== Rows ==

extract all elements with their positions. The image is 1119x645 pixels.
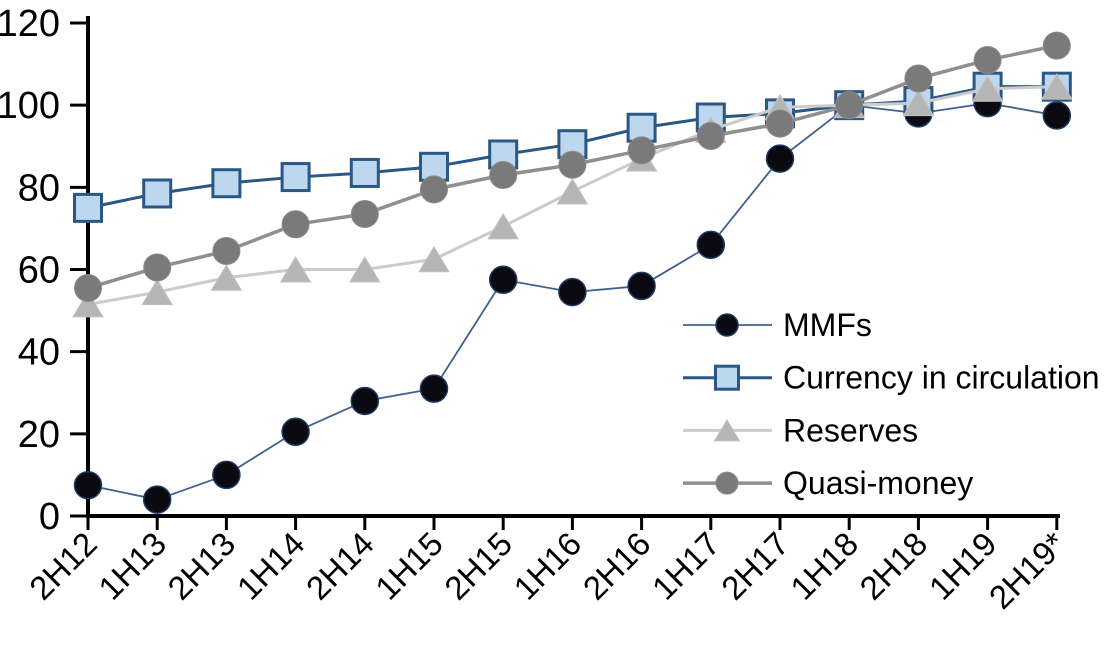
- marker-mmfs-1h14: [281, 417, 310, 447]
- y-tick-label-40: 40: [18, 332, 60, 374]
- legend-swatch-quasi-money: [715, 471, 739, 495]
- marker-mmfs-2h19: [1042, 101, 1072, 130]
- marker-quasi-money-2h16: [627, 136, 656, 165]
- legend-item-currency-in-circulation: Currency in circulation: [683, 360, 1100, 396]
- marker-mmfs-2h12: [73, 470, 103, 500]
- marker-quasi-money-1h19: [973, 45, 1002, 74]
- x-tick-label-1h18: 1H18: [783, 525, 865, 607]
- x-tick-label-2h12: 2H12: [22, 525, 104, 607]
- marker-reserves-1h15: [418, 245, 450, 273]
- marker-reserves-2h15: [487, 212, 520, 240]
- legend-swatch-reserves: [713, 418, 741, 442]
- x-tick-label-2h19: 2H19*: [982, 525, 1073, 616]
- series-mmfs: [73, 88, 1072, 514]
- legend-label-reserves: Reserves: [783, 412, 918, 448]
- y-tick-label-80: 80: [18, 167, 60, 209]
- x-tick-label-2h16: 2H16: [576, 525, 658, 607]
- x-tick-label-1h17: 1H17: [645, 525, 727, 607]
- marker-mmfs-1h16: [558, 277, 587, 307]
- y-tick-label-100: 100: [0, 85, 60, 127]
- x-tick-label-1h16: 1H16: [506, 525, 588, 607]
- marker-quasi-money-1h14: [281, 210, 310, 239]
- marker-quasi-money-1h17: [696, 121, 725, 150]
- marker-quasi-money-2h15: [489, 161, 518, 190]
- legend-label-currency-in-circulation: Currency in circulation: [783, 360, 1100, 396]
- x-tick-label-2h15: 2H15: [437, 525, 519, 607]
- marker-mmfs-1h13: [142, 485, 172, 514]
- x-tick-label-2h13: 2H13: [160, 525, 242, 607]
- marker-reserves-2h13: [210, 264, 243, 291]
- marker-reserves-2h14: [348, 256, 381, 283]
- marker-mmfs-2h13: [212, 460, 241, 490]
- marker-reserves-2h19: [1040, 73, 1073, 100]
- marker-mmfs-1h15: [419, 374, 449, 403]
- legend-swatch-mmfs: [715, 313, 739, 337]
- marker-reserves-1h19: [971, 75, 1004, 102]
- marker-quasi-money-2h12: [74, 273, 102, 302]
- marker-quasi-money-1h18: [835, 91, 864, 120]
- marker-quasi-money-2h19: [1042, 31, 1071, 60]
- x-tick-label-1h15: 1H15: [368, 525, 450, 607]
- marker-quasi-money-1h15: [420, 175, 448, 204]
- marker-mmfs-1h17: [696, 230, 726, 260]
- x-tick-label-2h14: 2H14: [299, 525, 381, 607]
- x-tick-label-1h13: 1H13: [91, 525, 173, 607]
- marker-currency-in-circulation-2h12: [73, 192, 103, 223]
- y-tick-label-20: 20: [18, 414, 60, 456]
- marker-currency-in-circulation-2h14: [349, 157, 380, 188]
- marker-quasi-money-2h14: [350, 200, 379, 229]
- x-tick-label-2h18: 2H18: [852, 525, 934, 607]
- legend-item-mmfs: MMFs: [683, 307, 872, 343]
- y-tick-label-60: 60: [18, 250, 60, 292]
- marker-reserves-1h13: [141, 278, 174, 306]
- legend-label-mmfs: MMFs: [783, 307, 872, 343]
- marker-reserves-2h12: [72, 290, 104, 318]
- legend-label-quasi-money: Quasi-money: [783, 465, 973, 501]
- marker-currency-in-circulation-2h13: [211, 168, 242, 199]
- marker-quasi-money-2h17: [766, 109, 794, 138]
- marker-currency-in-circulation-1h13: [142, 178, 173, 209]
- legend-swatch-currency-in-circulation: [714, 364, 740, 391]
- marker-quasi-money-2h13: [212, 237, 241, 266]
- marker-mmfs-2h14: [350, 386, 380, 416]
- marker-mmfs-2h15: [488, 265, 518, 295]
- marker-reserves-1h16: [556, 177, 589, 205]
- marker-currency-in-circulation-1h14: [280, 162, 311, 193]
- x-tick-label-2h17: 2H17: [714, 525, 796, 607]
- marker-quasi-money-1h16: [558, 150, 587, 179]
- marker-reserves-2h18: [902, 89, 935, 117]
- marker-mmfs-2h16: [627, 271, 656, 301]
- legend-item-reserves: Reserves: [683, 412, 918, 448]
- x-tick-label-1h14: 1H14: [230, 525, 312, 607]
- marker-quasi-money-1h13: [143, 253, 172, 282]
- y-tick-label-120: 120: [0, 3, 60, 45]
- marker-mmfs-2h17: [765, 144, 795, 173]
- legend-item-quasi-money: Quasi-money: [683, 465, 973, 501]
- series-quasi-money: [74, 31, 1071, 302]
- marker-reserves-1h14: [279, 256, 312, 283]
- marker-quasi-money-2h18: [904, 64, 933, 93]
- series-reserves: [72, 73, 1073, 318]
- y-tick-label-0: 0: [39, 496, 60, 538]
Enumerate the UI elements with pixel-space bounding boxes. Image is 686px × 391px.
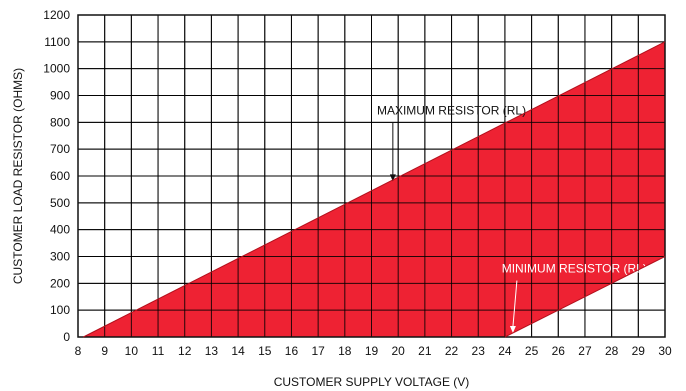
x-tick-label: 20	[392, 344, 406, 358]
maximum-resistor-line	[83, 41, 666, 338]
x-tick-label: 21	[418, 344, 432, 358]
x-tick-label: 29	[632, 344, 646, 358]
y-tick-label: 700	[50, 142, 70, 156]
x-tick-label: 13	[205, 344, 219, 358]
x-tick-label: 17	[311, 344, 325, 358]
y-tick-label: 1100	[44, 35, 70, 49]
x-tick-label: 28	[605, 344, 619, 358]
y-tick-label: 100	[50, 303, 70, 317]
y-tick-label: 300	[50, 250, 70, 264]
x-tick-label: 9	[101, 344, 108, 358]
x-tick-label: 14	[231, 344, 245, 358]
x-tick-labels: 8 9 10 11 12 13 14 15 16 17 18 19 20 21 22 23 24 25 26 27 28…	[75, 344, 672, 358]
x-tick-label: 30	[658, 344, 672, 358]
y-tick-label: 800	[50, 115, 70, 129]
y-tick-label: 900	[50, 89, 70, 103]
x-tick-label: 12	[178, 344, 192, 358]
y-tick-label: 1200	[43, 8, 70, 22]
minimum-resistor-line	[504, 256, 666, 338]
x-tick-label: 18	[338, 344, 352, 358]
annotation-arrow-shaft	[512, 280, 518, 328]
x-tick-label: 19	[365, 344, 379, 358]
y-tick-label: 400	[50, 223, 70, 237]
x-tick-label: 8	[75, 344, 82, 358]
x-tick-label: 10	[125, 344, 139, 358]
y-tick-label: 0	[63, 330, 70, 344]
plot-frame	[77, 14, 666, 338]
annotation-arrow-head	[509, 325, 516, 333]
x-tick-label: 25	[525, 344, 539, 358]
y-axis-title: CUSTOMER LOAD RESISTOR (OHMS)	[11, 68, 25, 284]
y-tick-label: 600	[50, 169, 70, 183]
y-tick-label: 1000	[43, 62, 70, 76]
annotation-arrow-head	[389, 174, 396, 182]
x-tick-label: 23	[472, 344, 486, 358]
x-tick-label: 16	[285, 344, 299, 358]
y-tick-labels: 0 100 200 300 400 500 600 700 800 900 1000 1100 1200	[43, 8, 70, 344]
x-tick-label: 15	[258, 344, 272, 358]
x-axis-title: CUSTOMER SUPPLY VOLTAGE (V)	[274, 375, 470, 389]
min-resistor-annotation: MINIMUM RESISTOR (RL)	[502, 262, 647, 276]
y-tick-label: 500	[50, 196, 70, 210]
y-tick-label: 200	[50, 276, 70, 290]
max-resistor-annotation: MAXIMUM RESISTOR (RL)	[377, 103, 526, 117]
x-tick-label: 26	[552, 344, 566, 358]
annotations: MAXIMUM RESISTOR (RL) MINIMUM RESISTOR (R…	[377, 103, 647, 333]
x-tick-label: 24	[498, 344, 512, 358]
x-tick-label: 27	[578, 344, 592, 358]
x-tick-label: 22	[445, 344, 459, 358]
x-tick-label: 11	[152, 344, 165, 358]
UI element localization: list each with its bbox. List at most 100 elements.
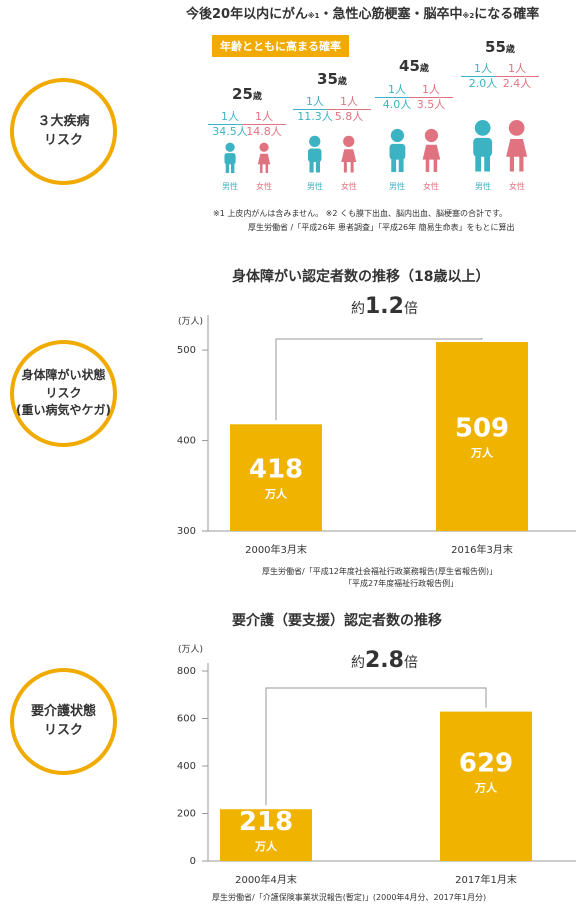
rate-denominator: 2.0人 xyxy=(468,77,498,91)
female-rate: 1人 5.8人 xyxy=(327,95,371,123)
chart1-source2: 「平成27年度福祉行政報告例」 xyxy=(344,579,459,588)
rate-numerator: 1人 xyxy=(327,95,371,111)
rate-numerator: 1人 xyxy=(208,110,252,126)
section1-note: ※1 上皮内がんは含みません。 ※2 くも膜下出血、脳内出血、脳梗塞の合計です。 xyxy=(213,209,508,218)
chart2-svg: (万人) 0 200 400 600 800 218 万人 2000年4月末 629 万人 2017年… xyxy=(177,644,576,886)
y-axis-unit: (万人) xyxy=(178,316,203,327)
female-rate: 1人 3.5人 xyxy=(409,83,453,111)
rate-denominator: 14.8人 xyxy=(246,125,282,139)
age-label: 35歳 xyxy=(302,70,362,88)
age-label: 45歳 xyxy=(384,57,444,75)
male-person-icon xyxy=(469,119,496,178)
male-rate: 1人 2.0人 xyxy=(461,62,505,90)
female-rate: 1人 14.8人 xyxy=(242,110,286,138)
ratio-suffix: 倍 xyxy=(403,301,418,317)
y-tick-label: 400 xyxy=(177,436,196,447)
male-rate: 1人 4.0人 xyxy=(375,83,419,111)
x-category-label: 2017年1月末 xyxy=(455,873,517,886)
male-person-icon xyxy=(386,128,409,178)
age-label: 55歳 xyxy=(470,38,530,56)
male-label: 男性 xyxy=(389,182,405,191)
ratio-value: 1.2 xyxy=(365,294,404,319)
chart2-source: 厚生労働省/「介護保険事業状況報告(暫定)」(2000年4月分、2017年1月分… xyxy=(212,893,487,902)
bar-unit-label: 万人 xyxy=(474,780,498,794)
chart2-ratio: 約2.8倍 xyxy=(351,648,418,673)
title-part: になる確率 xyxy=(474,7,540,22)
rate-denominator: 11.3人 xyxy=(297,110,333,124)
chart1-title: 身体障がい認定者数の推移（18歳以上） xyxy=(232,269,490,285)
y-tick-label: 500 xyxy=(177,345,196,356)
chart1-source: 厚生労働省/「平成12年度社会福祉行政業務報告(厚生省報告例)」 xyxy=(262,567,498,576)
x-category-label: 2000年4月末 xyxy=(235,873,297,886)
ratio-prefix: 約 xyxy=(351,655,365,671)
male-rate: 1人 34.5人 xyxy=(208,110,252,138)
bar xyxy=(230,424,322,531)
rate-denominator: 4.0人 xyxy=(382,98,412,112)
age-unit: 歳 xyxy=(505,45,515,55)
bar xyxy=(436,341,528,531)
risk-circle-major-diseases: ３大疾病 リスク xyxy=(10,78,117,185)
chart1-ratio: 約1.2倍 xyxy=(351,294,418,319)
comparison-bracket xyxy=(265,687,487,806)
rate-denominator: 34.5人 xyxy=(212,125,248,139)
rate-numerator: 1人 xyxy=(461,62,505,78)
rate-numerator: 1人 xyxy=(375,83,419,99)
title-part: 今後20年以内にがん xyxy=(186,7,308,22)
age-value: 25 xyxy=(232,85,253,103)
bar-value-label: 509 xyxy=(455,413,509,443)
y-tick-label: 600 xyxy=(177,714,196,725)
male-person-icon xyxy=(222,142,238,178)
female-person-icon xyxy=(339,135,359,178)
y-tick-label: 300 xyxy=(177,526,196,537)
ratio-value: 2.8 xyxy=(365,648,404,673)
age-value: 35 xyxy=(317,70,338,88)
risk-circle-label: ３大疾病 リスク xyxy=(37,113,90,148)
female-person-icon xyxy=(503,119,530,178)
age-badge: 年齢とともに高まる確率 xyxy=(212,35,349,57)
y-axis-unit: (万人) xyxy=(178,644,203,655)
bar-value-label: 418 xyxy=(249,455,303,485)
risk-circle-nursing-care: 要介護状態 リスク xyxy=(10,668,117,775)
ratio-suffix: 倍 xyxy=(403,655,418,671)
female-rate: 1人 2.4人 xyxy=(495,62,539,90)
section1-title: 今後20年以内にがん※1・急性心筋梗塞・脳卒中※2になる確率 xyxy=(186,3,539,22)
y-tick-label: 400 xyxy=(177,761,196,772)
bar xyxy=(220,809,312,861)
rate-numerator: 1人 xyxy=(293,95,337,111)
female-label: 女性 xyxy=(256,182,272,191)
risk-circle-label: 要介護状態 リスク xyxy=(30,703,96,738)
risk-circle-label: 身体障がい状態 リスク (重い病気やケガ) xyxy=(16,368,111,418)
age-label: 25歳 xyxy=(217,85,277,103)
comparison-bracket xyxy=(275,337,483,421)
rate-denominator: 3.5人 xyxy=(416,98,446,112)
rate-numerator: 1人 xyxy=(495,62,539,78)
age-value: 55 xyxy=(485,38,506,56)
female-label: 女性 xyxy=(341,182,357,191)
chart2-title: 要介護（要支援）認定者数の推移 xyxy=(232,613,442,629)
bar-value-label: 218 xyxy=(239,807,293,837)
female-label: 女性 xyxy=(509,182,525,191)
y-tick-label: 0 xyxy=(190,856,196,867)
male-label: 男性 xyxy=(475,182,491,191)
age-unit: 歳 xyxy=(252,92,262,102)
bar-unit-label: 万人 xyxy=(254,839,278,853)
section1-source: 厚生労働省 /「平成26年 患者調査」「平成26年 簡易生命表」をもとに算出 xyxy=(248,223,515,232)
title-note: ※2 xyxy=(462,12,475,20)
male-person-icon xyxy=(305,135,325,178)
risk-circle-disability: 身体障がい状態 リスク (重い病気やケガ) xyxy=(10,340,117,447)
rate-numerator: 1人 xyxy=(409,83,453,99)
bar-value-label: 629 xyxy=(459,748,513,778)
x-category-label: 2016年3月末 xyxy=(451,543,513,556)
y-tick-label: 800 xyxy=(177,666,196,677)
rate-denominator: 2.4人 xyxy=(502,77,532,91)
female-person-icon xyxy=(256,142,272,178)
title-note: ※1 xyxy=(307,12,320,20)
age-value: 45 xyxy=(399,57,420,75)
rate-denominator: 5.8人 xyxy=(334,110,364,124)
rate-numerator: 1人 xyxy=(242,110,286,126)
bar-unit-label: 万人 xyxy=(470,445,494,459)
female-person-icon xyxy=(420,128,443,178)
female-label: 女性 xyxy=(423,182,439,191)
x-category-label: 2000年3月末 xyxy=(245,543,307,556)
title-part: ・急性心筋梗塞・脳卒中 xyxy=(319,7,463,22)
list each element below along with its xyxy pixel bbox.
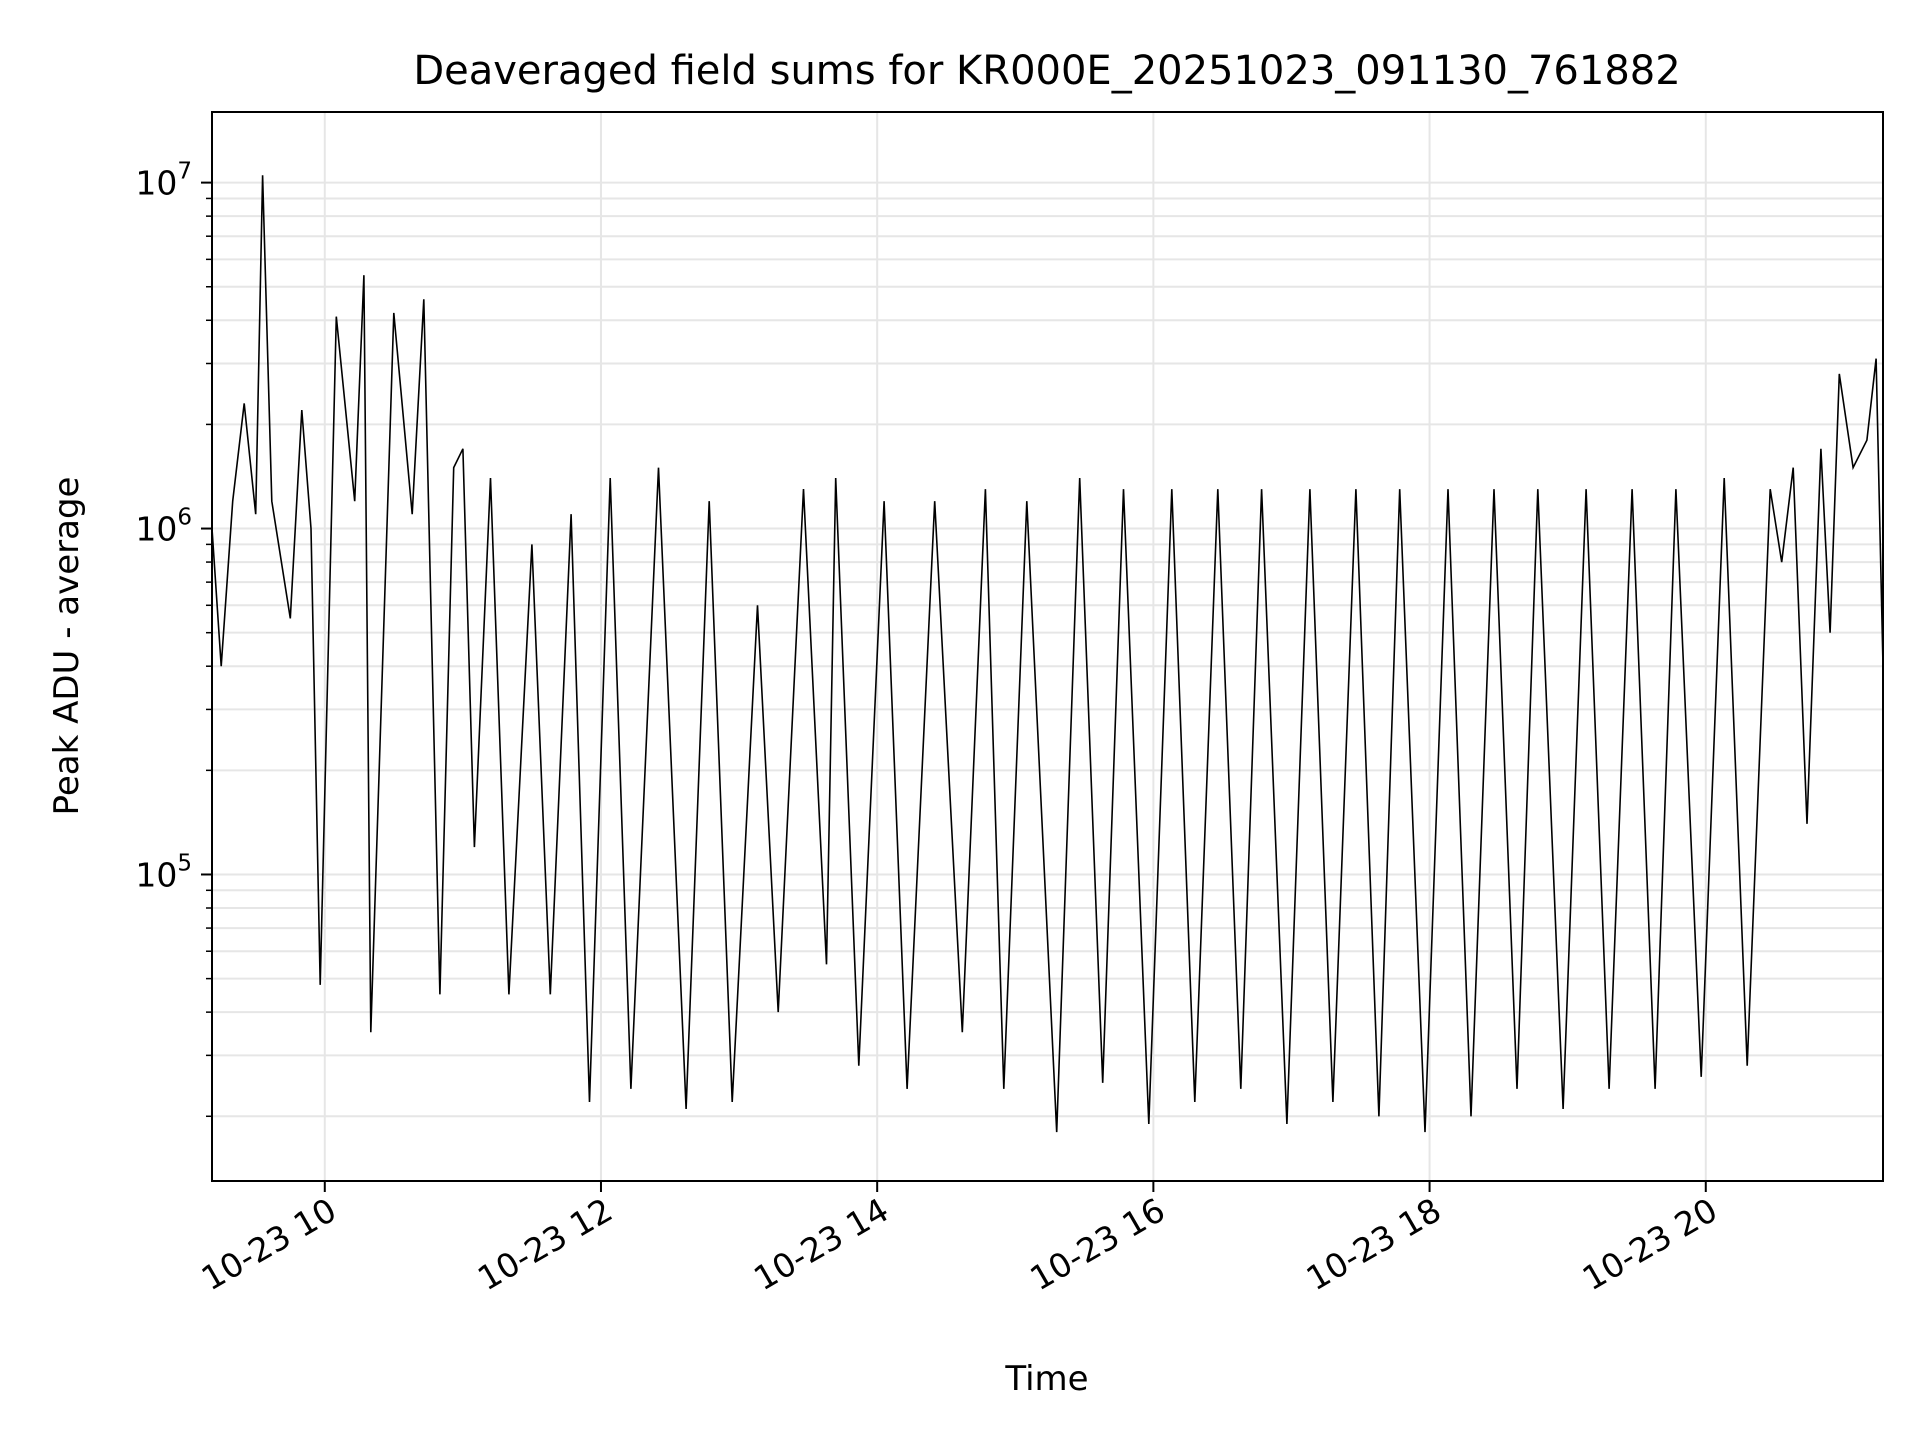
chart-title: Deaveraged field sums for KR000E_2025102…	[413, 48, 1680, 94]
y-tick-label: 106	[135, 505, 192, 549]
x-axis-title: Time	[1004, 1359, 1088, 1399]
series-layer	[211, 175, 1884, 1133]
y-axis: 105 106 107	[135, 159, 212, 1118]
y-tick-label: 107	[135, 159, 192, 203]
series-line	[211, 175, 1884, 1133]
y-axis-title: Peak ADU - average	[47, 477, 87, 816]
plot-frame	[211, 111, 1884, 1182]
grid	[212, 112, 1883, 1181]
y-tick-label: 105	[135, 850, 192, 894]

===

Task to complete: Lay out as a JSON list of strings, one string per line, the lines from the line containing "chart-title: Deaveraged field" up to and including the last line of the records, skipping blank lines.

Written response:
[
  "chart-title: Deaveraged field sums for KR000E_2025102…\t[413, 48, 1680, 94]",
  "y-tick-label: 106\t[135, 505, 192, 549]",
  "x-axis-title: Time\t[1004, 1359, 1088, 1399]",
  "series-layer\t[211, 175, 1884, 1133]",
  "y-axis: 105 106 107\t[135, 159, 212, 1118]",
  "y-tick-label: 107\t[135, 159, 192, 203]",
  "series-line\t[211, 175, 1884, 1133]",
  "y-axis-title: Peak ADU - average\t[47, 477, 87, 816]",
  "plot-frame\t[211, 111, 1884, 1182]",
  "grid\t[212, 112, 1883, 1181]",
  "y-tick-label: 105\t[135, 850, 192, 894]"
]